## Task description
Return verbatim the run of lines that opens with the line holding "Convert this screenshot" and closes with the last line of the records.

## Entries supplied
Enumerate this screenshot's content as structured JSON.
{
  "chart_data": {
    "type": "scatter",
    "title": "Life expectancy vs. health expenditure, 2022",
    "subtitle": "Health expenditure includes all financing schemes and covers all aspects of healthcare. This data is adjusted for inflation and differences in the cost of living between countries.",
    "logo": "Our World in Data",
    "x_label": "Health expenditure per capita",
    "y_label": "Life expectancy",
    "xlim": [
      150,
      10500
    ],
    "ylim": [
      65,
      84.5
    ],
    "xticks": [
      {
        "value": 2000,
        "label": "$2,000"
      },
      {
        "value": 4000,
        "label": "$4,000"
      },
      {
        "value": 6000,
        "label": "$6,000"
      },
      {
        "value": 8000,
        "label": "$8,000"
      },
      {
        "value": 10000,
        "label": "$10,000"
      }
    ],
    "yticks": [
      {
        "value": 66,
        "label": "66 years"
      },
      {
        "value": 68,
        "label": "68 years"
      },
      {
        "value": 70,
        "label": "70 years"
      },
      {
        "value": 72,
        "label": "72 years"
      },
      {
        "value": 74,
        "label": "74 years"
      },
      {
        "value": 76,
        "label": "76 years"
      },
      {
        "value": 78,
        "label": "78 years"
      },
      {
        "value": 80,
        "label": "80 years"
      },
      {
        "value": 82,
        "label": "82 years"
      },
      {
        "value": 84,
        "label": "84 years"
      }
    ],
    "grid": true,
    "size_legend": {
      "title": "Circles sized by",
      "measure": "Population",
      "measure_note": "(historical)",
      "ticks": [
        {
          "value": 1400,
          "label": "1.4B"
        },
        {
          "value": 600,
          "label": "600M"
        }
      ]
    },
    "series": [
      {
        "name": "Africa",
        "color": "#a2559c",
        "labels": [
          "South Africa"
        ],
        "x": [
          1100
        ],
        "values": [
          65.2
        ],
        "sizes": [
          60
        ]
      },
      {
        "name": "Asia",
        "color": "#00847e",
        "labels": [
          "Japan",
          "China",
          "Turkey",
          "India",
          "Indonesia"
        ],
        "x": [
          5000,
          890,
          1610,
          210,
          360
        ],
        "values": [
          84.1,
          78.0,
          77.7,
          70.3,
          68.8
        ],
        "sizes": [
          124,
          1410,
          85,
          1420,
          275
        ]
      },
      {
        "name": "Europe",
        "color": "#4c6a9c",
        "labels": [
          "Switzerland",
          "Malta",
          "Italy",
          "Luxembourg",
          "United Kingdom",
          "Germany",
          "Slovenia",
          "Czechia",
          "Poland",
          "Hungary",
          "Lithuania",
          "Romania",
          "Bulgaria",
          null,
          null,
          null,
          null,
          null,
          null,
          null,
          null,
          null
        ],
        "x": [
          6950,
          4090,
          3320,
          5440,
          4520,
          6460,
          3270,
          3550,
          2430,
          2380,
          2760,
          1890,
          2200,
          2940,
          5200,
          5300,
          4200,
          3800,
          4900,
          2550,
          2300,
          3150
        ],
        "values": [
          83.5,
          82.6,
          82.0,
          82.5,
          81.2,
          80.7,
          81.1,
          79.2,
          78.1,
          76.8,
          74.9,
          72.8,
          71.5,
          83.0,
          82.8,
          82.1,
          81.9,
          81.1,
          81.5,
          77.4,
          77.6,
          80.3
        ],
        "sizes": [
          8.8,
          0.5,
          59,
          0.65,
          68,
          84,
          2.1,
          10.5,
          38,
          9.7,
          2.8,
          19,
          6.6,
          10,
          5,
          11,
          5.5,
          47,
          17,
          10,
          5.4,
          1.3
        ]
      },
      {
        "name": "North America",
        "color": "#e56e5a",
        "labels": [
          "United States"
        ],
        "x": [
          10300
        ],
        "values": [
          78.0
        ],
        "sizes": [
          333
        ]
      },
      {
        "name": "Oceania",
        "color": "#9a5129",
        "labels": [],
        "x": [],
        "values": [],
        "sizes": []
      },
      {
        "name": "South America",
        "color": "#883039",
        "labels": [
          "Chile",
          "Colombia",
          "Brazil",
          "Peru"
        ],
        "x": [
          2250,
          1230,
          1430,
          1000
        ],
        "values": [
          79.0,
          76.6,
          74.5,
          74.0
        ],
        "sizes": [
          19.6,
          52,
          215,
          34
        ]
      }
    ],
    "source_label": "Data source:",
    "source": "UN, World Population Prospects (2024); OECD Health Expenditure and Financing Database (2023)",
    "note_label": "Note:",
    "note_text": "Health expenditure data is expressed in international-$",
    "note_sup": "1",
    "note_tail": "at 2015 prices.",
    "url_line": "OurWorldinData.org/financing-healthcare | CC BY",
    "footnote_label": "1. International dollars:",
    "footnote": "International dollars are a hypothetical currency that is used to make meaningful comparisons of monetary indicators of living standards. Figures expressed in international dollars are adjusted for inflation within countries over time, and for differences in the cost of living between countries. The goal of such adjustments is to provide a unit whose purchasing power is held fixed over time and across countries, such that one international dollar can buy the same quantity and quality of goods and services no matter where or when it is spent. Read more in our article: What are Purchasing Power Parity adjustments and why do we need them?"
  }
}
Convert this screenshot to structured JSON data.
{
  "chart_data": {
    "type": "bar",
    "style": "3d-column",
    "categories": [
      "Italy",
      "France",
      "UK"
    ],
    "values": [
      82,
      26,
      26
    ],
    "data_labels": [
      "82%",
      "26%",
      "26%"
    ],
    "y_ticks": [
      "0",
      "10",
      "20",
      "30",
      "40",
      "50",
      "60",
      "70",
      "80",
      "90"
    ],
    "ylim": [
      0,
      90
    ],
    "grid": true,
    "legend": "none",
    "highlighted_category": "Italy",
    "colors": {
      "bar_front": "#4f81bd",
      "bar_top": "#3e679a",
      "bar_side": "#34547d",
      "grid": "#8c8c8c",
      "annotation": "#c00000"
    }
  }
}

## Result below
Convert this screenshot to structured JSON data.
{
  "chart_data": {
    "type": "bar",
    "style": "3d-column",
    "categories": [
      "Italy",
      "France",
      "UK"
    ],
    "values": [
      82,
      26,
      26
    ],
    "data_labels": [
      "82%",
      "26%",
      "26%"
    ],
    "y_ticks": [
      "0",
      "10",
      "20",
      "30",
      "40",
      "50",
      "60",
      "70",
      "80",
      "90"
    ],
    "ylim": [
      0,
      90
    ],
    "grid": true,
    "legend": "none",
    "highlighted_category": "Italy",
    "colors": {
      "bar_front": "#4f81bd",
      "bar_top": "#3e679a",
      "bar_side": "#34547d",
      "grid": "#8c8c8c",
      "annotation": "#c00000"
    }
  }
}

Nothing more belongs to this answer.